- What is asked:
Extract every line of the material below and reproduce it faithfully.

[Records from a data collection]
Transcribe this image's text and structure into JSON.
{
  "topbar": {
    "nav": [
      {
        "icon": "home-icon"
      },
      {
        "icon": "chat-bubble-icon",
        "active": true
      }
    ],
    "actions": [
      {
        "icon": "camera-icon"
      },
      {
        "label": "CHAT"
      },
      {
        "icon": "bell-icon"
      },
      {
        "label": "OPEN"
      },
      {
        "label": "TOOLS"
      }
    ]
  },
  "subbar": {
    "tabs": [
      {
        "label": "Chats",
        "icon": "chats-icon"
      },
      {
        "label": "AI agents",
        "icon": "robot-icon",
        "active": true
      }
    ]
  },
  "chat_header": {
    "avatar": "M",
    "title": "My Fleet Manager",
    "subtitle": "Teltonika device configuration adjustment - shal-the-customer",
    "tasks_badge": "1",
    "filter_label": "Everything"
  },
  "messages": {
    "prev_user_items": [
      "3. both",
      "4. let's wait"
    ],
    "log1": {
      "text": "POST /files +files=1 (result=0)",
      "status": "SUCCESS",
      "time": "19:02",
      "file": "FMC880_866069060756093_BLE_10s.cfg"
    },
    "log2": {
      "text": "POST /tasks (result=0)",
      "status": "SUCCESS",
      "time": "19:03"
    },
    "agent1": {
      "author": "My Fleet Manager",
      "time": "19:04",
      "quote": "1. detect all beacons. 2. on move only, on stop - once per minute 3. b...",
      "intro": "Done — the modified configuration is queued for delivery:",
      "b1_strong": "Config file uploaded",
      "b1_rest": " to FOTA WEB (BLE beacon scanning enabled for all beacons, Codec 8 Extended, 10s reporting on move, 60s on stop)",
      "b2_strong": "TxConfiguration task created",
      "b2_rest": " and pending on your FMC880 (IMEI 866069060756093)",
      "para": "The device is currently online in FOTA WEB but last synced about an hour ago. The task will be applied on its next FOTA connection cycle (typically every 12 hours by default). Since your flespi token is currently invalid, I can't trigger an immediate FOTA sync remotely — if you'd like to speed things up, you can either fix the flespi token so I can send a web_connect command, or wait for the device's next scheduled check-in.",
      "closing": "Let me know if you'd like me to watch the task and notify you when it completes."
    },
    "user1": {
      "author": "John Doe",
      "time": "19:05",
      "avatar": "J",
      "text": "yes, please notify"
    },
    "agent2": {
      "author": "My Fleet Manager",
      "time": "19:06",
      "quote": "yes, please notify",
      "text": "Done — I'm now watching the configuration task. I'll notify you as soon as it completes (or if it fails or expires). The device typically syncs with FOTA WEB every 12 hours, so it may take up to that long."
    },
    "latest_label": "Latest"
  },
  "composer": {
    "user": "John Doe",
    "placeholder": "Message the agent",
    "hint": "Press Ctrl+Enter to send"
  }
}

- Reply:
Transcribe this image's text and structure into JSON.
{
  "topbar": {
    "nav": [
      {
        "icon": "home-icon"
      },
      {
        "icon": "chat-bubble-icon",
        "active": true
      }
    ],
    "actions": [
      {
        "icon": "camera-icon"
      },
      {
        "label": "CHAT"
      },
      {
        "icon": "bell-icon"
      },
      {
        "label": "OPEN"
      },
      {
        "label": "TOOLS"
      }
    ]
  },
  "subbar": {
    "tabs": [
      {
        "label": "Chats",
        "icon": "chats-icon"
      },
      {
        "label": "AI agents",
        "icon": "robot-icon",
        "active": true
      }
    ]
  },
  "chat_header": {
    "avatar": "M",
    "title": "My Fleet Manager",
    "subtitle": "Teltonika device configuration adjustment - shal-the-customer",
    "tasks_badge": "1",
    "filter_label": "Everything"
  },
  "messages": {
    "prev_user_items": [
      "3. both",
      "4. let's wait"
    ],
    "log1": {
      "text": "POST /files +files=1 (result=0)",
      "status": "SUCCESS",
      "time": "19:02",
      "file": "FMC880_866069060756093_BLE_10s.cfg"
    },
    "log2": {
      "text": "POST /tasks (result=0)",
      "status": "SUCCESS",
      "time": "19:03"
    },
    "agent1": {
      "author": "My Fleet Manager",
      "time": "19:04",
      "quote": "1. detect all beacons. 2. on move only, on stop - once per minute 3. b...",
      "intro": "Done — the modified configuration is queued for delivery:",
      "b1_strong": "Config file uploaded",
      "b1_rest": " to FOTA WEB (BLE beacon scanning enabled for all beacons, Codec 8 Extended, 10s reporting on move, 60s on stop)",
      "b2_strong": "TxConfiguration task created",
      "b2_rest": " and pending on your FMC880 (IMEI 866069060756093)",
      "para": "The device is currently online in FOTA WEB but last synced about an hour ago. The task will be applied on its next FOTA connection cycle (typically every 12 hours by default). Since your flespi token is currently invalid, I can't trigger an immediate FOTA sync remotely — if you'd like to speed things up, you can either fix the flespi token so I can send a web_connect command, or wait for the device's next scheduled check-in.",
      "closing": "Let me know if you'd like me to watch the task and notify you when it completes."
    },
    "user1": {
      "author": "John Doe",
      "time": "19:05",
      "avatar": "J",
      "text": "yes, please notify"
    },
    "agent2": {
      "author": "My Fleet Manager",
      "time": "19:06",
      "quote": "yes, please notify",
      "text": "Done — I'm now watching the configuration task. I'll notify you as soon as it completes (or if it fails or expires). The device typically syncs with FOTA WEB every 12 hours, so it may take up to that long."
    },
    "latest_label": "Latest"
  },
  "composer": {
    "user": "John Doe",
    "placeholder": "Message the agent",
    "hint": "Press Ctrl+Enter to send"
  }
}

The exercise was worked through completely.